### Instructions for the task
Locate the word "JSON" in the material, then show every line that holds it.

--- BEGIN Records ---

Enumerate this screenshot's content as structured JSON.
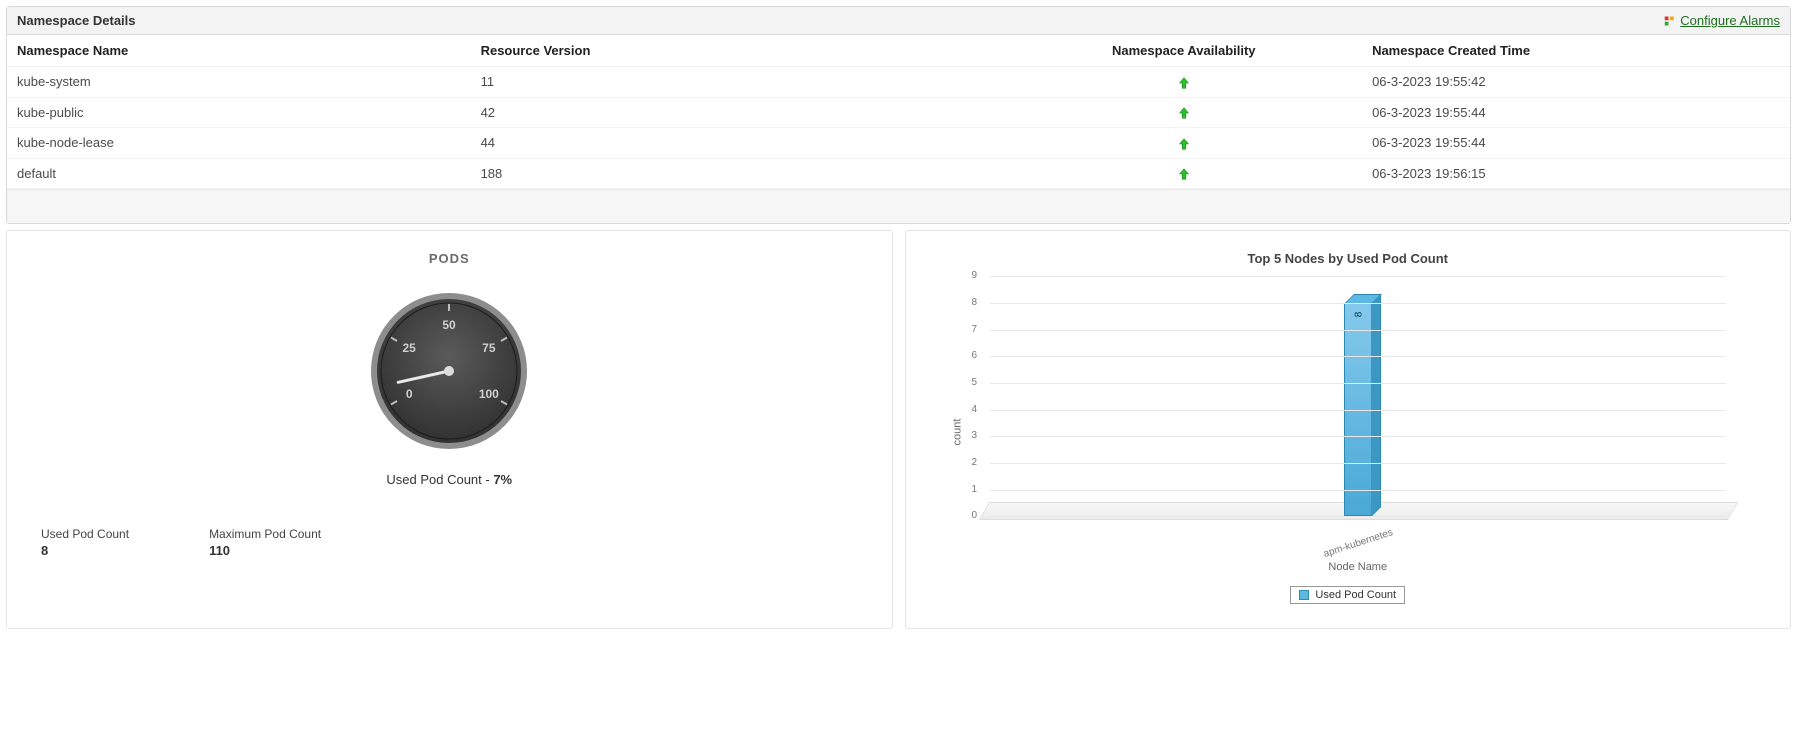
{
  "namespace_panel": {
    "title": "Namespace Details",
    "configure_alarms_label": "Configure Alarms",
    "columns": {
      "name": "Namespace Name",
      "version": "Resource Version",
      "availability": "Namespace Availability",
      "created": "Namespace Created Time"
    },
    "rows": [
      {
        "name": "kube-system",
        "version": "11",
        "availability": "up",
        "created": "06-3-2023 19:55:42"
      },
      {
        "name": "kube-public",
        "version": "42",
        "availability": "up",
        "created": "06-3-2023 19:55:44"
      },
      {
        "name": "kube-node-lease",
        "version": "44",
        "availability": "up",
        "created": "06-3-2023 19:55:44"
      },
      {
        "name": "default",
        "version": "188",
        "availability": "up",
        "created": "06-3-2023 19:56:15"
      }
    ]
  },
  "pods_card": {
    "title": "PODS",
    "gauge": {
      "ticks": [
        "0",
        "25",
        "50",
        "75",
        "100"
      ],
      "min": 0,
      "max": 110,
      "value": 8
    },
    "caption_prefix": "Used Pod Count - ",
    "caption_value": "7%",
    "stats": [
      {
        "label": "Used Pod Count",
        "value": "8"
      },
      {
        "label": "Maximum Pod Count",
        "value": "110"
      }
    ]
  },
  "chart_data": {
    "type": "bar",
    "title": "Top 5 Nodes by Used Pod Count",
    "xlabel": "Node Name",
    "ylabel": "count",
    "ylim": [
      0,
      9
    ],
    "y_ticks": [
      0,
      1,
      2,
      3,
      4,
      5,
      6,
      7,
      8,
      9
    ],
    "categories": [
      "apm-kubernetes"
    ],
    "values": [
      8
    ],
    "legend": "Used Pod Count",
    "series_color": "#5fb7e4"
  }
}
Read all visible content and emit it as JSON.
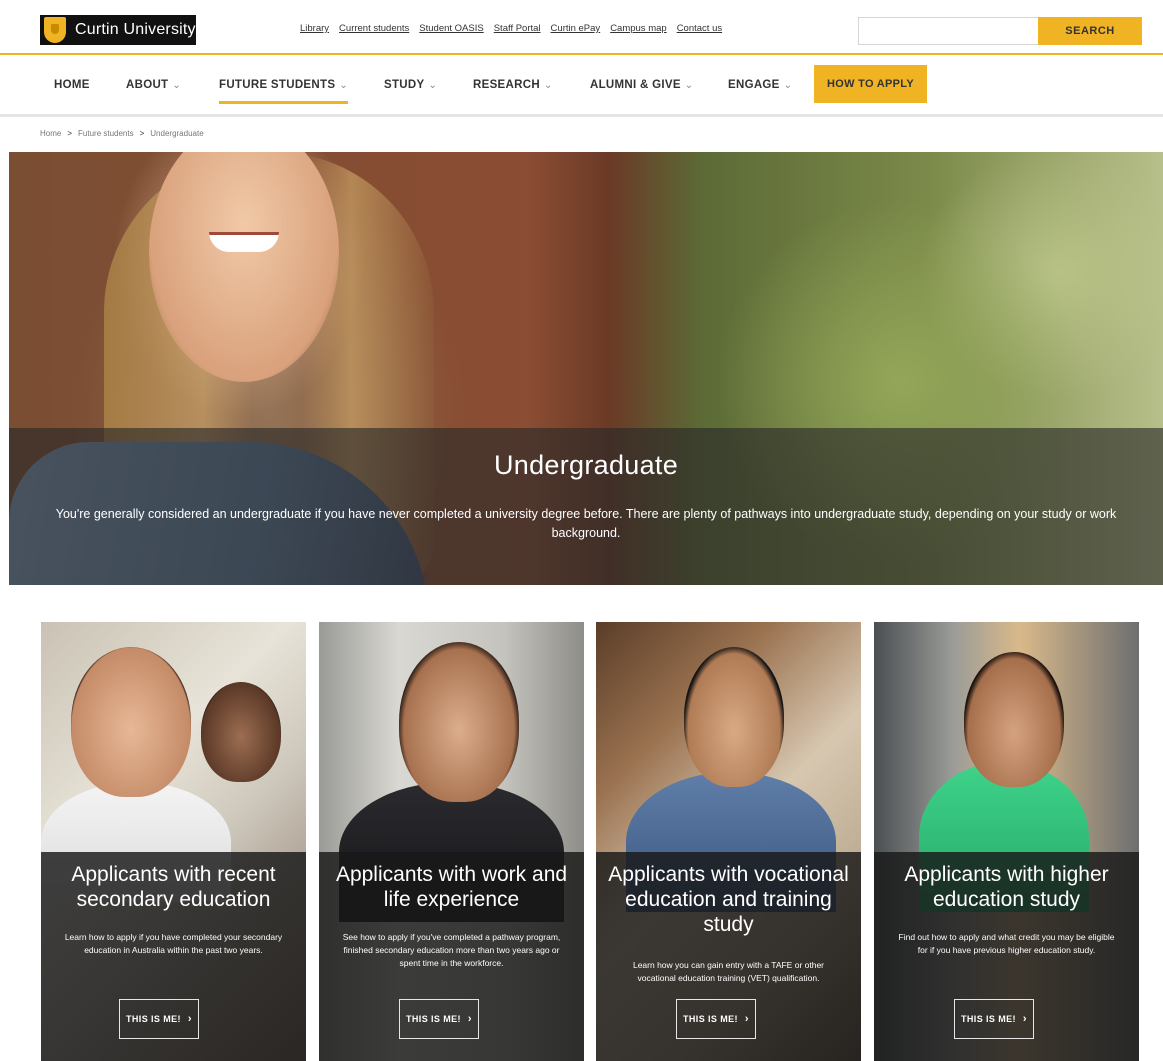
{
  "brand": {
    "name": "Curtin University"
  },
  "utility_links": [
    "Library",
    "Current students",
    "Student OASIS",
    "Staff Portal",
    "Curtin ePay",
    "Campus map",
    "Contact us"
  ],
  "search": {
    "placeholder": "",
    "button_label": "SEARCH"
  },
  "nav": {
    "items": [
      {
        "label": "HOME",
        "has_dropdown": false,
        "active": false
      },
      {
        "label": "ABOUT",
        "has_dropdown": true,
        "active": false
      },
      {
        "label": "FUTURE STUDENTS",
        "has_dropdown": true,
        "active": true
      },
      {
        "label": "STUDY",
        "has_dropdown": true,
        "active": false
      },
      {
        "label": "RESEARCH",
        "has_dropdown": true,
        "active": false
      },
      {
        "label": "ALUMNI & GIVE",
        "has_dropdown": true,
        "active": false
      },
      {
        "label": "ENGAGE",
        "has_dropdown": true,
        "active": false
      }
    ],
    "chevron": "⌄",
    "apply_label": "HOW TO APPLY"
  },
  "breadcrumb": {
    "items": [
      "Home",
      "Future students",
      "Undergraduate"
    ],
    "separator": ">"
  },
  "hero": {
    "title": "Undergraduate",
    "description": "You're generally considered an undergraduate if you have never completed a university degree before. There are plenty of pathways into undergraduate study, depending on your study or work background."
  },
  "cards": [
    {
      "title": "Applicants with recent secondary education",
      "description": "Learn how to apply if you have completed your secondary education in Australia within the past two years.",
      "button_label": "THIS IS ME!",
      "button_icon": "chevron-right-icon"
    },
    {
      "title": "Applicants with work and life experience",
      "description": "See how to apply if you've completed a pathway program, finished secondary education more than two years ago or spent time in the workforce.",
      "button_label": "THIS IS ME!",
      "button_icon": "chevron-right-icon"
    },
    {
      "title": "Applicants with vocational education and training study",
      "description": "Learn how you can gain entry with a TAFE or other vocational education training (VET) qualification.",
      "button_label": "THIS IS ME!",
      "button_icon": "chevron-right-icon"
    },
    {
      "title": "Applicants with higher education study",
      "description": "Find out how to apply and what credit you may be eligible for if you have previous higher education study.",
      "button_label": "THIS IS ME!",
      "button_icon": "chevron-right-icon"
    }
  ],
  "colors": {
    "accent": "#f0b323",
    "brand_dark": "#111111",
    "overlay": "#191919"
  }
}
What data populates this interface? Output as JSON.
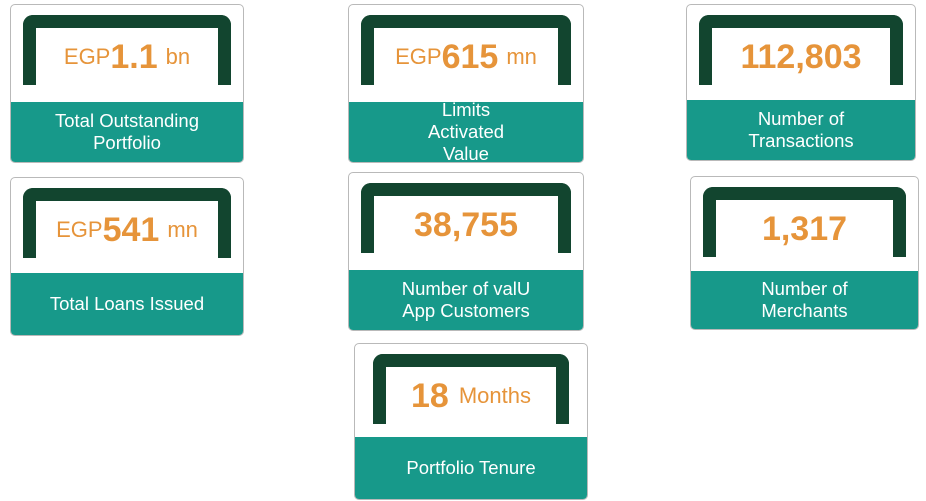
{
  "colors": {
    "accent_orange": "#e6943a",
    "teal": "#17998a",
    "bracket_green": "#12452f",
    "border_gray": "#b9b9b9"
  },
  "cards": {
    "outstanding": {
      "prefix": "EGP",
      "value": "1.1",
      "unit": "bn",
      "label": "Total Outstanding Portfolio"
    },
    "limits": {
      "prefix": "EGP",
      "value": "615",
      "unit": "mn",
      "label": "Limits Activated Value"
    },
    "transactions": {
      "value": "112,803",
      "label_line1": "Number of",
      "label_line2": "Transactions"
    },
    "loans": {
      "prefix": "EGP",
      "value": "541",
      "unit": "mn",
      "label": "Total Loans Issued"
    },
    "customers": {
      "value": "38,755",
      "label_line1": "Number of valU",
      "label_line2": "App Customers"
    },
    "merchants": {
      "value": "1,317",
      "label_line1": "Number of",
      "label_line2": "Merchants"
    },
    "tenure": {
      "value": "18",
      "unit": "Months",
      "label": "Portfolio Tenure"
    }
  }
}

--- END Records ---
--- BEGIN Records ---

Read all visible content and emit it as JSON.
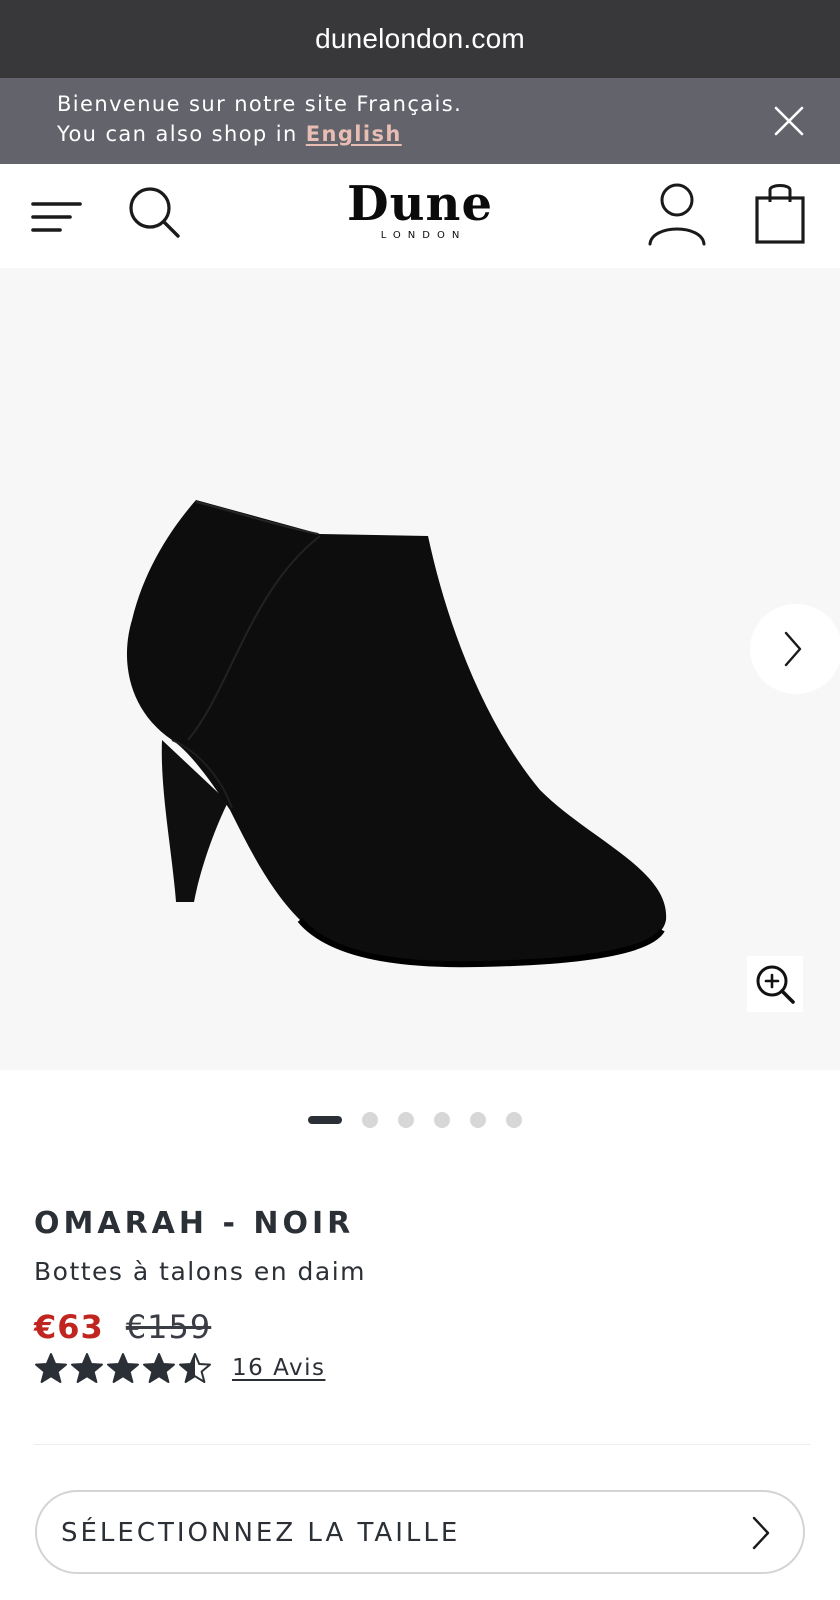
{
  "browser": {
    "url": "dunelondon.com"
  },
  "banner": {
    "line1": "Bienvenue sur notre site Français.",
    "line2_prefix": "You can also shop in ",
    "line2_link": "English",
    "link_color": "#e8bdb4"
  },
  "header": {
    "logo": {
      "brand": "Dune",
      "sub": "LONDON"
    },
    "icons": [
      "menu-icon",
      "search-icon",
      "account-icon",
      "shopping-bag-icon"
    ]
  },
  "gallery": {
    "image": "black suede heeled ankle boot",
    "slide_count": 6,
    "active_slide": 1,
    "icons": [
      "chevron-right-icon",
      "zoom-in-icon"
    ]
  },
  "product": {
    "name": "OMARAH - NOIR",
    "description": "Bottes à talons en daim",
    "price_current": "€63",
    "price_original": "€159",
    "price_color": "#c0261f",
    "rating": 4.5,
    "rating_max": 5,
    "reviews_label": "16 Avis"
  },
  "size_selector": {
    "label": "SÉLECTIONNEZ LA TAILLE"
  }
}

--- END Records ---

### Written answer
Enumerate this screenshot's content as structured JSON.
Read all visible content and emit it as JSON.
What data populates this interface? Output as JSON.
Read all visible content and emit it as JSON.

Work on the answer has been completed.